## Task inputs
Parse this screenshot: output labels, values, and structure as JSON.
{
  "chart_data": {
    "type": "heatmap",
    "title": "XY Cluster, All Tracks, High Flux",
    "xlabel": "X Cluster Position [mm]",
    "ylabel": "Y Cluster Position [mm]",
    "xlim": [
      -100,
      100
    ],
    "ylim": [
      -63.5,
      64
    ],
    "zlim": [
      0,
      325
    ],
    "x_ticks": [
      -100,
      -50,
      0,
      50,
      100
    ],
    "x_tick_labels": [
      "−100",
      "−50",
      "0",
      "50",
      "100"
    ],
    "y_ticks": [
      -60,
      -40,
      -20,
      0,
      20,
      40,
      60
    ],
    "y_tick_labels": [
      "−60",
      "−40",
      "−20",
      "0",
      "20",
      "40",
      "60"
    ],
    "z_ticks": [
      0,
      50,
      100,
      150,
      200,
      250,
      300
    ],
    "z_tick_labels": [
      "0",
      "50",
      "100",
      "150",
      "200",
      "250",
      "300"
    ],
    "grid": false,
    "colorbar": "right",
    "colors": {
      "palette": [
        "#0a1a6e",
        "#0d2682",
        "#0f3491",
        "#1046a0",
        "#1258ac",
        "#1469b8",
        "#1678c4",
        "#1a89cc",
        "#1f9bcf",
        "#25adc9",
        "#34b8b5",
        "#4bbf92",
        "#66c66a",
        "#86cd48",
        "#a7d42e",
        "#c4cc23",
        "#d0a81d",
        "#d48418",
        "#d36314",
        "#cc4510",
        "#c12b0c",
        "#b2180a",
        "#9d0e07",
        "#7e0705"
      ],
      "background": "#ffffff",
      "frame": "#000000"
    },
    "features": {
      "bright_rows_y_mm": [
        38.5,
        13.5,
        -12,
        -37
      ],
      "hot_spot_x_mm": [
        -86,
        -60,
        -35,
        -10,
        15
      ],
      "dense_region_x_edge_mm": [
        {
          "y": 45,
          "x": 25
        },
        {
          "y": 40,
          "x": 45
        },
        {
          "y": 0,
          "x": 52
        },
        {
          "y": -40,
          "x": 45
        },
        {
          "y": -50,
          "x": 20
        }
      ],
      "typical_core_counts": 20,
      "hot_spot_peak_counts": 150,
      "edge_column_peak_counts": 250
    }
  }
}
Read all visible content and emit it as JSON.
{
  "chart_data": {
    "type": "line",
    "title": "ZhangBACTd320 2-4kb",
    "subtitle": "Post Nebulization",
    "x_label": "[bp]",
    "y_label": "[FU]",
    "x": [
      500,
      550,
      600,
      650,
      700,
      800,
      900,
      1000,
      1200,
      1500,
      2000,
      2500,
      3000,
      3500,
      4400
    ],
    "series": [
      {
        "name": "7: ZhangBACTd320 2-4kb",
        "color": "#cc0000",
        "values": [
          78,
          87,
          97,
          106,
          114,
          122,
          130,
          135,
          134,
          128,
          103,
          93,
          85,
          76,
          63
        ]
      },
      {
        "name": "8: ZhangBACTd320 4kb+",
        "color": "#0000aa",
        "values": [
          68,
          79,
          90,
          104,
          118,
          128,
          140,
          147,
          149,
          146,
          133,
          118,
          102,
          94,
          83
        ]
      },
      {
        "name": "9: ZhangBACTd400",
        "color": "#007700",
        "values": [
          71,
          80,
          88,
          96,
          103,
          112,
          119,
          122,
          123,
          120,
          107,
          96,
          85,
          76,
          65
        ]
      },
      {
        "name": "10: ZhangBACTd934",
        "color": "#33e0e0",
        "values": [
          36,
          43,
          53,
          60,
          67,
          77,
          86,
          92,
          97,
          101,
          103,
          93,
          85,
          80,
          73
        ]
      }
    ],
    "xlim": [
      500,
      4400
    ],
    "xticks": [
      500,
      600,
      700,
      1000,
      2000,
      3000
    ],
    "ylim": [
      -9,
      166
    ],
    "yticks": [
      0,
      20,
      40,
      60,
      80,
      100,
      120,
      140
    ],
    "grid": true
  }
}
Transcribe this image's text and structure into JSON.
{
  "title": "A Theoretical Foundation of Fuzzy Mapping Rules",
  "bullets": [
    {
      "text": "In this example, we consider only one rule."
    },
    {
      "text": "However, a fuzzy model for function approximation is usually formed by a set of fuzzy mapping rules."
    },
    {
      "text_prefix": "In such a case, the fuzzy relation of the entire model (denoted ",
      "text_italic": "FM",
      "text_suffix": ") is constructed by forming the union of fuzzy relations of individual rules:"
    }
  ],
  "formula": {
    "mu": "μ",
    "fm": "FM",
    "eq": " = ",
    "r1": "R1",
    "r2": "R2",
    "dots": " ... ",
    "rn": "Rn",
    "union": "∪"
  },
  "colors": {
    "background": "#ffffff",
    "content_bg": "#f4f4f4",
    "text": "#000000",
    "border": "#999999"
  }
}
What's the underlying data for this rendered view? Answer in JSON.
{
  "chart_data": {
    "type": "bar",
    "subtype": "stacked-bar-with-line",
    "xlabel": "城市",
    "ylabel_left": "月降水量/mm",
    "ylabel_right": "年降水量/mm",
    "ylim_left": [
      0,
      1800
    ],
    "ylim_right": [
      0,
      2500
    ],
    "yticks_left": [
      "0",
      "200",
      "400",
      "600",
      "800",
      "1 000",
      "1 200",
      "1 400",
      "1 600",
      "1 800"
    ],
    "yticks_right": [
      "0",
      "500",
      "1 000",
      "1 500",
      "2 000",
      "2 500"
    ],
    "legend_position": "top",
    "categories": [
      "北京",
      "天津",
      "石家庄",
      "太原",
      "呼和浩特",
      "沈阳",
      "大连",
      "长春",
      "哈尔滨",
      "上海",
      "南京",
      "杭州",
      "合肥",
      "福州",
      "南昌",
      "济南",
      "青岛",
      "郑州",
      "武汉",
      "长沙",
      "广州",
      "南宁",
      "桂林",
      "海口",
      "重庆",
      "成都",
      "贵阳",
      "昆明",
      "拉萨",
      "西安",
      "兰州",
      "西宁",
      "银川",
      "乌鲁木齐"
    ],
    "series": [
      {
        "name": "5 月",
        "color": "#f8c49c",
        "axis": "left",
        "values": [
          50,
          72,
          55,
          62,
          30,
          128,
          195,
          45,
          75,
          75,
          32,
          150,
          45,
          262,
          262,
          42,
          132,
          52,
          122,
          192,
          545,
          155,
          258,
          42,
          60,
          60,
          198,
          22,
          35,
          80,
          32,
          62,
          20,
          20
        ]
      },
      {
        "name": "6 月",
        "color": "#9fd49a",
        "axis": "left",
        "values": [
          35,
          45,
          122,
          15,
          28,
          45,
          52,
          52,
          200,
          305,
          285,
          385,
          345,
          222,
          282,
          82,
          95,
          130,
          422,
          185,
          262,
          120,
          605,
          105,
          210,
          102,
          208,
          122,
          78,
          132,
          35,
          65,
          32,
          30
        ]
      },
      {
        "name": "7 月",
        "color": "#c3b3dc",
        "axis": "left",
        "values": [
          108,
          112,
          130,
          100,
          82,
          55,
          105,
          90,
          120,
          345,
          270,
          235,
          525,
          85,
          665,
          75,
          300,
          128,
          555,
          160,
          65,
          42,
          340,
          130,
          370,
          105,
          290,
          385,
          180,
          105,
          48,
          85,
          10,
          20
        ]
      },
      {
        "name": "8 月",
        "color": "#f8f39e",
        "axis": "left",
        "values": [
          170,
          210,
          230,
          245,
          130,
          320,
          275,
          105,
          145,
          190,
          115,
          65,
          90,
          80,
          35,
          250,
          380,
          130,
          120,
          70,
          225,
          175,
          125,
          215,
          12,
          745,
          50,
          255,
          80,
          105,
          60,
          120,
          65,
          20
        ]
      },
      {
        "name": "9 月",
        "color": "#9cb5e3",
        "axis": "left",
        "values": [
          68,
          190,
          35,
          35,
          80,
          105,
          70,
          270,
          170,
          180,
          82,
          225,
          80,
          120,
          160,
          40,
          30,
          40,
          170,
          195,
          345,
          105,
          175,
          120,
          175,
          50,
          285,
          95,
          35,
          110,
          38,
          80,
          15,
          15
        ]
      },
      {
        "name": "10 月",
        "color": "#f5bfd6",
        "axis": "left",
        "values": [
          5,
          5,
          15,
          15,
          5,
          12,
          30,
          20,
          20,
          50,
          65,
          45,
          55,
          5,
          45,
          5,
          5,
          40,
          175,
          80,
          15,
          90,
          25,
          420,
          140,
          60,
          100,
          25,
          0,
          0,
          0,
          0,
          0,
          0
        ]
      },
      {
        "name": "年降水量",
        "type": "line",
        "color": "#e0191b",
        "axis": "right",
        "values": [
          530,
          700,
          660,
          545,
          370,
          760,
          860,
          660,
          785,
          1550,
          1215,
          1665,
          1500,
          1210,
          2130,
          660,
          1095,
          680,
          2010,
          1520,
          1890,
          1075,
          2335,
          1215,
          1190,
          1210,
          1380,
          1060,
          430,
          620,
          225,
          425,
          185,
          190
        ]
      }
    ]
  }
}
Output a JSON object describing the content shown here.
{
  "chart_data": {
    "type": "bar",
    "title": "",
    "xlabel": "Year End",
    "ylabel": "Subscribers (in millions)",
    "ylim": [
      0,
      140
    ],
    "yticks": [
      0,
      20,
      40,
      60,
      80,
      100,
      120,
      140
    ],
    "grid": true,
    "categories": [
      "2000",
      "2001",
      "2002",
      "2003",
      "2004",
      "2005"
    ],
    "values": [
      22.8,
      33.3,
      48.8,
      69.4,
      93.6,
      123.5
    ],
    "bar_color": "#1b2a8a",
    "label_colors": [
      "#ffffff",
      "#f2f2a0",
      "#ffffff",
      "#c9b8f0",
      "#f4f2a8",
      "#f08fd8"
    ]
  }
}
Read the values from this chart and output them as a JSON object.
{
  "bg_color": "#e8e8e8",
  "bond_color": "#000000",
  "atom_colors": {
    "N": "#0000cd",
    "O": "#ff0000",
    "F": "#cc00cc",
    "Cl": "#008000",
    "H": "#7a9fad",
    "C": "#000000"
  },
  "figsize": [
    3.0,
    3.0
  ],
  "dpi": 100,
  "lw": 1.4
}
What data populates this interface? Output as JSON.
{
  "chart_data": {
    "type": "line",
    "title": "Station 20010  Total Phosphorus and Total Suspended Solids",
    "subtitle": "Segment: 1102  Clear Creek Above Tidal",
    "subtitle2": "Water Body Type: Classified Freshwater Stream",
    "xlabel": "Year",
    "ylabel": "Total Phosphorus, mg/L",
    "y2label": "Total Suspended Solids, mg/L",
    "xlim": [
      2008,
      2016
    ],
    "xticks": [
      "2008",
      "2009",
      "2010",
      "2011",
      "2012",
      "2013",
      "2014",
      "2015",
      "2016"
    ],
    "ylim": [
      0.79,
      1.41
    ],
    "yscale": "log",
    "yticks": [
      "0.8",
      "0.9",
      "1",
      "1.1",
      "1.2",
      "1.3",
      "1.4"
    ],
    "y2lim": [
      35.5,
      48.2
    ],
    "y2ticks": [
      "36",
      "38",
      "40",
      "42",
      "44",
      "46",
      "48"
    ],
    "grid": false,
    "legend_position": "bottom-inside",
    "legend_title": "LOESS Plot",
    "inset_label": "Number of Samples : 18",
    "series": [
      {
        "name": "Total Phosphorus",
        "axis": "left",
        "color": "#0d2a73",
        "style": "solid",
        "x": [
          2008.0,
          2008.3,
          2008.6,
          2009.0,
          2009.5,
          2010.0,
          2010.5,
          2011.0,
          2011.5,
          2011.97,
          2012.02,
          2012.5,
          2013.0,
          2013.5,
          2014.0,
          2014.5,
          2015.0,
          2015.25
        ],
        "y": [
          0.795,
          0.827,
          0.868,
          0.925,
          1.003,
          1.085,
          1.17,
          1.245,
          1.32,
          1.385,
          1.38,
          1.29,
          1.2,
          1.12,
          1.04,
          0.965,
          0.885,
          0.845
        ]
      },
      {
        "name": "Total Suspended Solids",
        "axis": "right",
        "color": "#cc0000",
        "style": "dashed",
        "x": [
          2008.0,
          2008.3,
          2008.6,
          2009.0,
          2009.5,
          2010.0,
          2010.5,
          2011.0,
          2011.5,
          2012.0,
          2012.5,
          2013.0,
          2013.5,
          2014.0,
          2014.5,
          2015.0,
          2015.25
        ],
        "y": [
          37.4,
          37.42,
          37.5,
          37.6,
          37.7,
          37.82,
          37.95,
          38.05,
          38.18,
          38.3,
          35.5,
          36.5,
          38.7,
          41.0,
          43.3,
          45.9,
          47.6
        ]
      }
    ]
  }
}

## Task directions
Look for the word "Cluster" in every line of the listing and copy the lines that have it.

## Correct result
    "title": "XY Cluster, All Tracks, High Flux",
    "xlabel": "X Cluster Position [mm]",
    "ylabel": "Y Cluster Position [mm]",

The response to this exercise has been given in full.